=== Dataset records ===

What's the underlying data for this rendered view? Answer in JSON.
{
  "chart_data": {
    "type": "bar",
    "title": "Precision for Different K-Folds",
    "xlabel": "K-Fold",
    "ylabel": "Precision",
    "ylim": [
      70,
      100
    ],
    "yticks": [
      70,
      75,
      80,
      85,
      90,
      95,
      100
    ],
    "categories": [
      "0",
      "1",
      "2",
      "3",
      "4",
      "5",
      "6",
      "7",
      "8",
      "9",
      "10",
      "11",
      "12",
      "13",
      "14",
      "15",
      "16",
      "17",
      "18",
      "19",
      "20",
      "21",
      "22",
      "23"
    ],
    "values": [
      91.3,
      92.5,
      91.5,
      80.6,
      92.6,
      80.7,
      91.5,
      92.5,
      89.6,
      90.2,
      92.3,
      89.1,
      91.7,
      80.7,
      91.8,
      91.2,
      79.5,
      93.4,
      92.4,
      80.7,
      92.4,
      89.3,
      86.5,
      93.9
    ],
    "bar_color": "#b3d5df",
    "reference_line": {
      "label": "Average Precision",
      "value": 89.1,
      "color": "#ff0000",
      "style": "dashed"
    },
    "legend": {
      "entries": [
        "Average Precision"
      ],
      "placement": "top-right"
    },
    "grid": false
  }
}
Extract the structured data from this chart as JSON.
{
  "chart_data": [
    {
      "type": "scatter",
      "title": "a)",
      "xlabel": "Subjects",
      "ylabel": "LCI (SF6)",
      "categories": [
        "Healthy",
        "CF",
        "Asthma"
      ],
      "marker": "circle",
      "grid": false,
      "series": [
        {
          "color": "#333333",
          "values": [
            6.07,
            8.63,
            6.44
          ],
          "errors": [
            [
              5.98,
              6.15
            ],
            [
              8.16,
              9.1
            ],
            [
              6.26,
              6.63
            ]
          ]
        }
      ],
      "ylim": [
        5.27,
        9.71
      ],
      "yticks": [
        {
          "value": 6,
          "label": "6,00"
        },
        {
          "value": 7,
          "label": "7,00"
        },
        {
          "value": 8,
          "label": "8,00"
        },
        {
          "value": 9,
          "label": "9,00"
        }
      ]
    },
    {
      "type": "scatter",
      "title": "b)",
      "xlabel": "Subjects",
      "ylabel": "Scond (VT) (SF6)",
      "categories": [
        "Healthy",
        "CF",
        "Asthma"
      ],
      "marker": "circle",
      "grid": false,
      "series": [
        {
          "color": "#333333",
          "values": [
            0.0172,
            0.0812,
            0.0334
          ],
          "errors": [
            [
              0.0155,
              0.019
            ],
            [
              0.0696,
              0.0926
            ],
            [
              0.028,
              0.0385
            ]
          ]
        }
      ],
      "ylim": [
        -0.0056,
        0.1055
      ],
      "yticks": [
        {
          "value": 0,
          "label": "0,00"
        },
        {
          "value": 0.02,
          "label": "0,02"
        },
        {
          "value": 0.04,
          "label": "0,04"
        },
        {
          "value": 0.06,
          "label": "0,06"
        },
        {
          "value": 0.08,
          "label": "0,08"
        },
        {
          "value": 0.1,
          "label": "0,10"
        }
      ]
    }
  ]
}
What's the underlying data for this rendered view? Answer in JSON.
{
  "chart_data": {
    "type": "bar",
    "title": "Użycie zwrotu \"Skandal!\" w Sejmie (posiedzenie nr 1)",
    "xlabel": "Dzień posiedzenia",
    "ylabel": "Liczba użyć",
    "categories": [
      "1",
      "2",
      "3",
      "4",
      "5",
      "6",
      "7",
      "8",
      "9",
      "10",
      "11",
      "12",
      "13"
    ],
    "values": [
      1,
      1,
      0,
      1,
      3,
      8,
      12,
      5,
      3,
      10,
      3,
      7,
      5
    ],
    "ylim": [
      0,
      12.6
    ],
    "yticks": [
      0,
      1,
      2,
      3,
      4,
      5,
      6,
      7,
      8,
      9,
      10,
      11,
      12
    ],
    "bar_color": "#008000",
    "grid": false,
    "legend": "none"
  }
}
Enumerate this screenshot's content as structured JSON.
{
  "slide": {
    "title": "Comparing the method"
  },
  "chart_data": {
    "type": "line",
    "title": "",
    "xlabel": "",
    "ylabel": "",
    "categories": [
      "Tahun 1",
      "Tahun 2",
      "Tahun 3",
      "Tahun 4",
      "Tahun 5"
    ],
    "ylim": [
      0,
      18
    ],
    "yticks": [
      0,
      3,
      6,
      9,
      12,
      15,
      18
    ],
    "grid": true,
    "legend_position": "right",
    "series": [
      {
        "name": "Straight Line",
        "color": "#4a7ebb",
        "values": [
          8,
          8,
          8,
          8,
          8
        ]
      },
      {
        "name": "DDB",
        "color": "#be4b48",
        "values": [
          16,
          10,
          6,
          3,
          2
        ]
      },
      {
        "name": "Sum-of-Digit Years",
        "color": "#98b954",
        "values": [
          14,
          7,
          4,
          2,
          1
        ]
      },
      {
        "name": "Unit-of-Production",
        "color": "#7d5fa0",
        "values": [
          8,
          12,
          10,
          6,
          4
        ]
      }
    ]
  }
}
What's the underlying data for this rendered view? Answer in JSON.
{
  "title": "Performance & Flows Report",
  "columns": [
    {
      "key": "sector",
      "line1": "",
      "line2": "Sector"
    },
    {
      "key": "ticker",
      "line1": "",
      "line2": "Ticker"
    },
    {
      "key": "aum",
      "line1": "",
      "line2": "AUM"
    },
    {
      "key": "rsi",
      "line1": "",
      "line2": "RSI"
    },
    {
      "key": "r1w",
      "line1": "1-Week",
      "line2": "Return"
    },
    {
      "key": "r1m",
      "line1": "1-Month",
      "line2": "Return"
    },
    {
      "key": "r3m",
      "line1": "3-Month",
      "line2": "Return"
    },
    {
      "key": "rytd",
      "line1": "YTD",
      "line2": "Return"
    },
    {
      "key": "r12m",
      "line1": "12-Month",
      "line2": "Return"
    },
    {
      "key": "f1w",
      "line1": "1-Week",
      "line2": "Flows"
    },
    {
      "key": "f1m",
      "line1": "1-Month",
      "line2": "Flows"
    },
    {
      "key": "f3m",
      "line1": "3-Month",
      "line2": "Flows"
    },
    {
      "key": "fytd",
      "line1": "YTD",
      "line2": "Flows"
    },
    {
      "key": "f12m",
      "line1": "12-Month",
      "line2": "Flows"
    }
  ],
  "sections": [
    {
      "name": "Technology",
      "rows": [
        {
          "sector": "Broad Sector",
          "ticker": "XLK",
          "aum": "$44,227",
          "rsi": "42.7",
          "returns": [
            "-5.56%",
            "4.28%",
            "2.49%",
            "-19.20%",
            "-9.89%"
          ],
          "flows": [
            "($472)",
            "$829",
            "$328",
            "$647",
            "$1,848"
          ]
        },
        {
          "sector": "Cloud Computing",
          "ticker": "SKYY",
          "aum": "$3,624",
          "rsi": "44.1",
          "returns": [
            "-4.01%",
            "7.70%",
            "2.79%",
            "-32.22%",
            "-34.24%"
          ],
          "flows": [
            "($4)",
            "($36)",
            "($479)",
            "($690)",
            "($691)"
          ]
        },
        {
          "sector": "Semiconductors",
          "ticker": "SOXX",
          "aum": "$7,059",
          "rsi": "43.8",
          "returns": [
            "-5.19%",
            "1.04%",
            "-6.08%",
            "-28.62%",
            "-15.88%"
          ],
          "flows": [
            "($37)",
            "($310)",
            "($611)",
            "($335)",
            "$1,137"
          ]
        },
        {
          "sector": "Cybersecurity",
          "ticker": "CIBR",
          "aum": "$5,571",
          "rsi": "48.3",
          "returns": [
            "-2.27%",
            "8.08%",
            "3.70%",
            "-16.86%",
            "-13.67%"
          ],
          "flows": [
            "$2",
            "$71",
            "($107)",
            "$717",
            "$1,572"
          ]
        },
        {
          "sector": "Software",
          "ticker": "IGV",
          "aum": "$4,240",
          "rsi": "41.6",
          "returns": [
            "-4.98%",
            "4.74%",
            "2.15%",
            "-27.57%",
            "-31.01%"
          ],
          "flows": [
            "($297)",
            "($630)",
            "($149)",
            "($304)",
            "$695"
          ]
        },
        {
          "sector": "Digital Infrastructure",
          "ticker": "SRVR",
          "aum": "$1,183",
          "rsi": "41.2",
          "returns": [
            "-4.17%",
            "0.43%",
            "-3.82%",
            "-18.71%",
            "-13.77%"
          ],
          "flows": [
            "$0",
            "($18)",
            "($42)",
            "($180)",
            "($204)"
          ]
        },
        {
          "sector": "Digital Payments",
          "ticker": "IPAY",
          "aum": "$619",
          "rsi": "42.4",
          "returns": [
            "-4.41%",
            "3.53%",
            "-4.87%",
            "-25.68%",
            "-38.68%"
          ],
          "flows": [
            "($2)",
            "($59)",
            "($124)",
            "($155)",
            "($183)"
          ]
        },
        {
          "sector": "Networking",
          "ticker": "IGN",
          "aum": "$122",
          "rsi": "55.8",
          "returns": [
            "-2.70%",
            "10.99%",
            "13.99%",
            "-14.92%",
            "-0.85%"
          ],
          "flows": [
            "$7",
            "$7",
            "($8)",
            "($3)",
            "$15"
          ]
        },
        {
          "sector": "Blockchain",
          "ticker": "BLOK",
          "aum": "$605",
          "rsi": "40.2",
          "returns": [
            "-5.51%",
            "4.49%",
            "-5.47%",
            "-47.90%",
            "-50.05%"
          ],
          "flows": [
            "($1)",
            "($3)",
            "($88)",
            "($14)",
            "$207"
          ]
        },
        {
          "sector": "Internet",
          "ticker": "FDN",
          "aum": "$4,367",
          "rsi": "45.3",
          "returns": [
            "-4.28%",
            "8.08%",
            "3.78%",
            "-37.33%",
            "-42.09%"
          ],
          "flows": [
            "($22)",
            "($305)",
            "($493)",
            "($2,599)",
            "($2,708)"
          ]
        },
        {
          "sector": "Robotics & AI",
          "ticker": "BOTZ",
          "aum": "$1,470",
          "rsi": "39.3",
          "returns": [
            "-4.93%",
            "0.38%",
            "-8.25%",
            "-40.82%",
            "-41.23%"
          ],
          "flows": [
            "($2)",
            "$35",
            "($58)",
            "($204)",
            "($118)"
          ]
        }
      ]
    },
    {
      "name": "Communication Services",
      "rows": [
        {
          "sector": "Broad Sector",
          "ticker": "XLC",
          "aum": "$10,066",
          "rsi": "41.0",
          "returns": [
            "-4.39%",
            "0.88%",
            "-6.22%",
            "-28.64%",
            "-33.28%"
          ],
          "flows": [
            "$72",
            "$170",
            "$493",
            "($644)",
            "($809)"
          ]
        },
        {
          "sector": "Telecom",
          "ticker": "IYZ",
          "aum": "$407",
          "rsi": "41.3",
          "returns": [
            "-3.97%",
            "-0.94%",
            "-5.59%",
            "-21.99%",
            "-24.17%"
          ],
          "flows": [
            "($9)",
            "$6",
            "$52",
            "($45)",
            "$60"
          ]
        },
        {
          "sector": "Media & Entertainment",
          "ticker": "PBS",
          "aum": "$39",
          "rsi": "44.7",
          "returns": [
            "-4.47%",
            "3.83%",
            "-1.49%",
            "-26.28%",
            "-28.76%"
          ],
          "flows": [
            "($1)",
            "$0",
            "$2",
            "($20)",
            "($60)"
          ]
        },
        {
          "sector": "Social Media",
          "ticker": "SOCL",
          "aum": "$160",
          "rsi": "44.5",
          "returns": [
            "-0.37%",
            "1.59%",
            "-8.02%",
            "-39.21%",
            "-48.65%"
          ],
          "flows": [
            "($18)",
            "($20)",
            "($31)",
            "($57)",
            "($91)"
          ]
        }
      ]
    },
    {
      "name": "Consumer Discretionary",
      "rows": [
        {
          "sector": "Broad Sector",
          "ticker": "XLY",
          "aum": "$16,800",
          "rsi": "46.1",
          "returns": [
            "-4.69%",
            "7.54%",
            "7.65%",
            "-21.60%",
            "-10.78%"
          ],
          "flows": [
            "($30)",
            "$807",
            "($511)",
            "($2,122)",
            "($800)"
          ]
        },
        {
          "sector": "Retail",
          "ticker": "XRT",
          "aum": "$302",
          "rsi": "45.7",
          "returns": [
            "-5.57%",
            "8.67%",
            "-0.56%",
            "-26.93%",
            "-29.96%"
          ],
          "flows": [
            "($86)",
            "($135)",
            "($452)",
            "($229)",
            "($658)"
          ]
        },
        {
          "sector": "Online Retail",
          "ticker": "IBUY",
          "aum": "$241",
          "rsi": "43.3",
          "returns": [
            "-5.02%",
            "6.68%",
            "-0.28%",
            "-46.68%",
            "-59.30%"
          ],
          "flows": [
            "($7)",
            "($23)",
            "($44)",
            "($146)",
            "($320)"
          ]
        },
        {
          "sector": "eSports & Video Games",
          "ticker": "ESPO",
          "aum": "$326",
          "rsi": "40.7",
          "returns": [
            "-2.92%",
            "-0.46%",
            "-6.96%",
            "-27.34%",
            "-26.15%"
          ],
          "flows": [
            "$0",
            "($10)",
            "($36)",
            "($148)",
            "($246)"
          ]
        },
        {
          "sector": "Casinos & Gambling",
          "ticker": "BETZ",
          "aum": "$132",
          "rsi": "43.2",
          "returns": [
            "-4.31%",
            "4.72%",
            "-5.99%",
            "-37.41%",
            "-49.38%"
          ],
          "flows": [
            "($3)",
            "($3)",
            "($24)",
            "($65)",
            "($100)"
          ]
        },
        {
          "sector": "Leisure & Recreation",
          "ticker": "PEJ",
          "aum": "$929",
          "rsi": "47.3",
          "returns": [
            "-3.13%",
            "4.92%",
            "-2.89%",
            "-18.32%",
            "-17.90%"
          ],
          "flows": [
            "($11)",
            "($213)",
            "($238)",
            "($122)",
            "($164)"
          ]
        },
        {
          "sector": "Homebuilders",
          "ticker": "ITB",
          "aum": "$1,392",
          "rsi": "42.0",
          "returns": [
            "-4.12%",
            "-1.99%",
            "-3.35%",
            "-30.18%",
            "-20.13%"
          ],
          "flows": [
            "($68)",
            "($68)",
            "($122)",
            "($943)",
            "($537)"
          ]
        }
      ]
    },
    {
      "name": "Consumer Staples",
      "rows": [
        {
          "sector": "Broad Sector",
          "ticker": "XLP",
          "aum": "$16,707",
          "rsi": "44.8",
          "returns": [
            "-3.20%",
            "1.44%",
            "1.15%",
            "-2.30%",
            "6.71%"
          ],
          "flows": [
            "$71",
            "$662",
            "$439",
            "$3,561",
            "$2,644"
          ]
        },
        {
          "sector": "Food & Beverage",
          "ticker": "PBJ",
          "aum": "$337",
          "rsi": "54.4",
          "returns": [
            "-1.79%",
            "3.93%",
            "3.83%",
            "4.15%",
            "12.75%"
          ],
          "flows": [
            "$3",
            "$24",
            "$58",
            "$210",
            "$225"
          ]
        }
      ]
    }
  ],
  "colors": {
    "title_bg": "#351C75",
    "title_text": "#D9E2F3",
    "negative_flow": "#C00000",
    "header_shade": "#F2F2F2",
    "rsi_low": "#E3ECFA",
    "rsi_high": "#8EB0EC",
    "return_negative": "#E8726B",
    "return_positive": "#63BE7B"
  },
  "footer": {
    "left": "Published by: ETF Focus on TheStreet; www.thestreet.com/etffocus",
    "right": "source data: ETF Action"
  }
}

===

Note every line above where the string "structured" shows up, and copy those lines.

=== Response below ===
Extract the structured data from this chart as JSON.
Enumerate this screenshot's content as structured JSON.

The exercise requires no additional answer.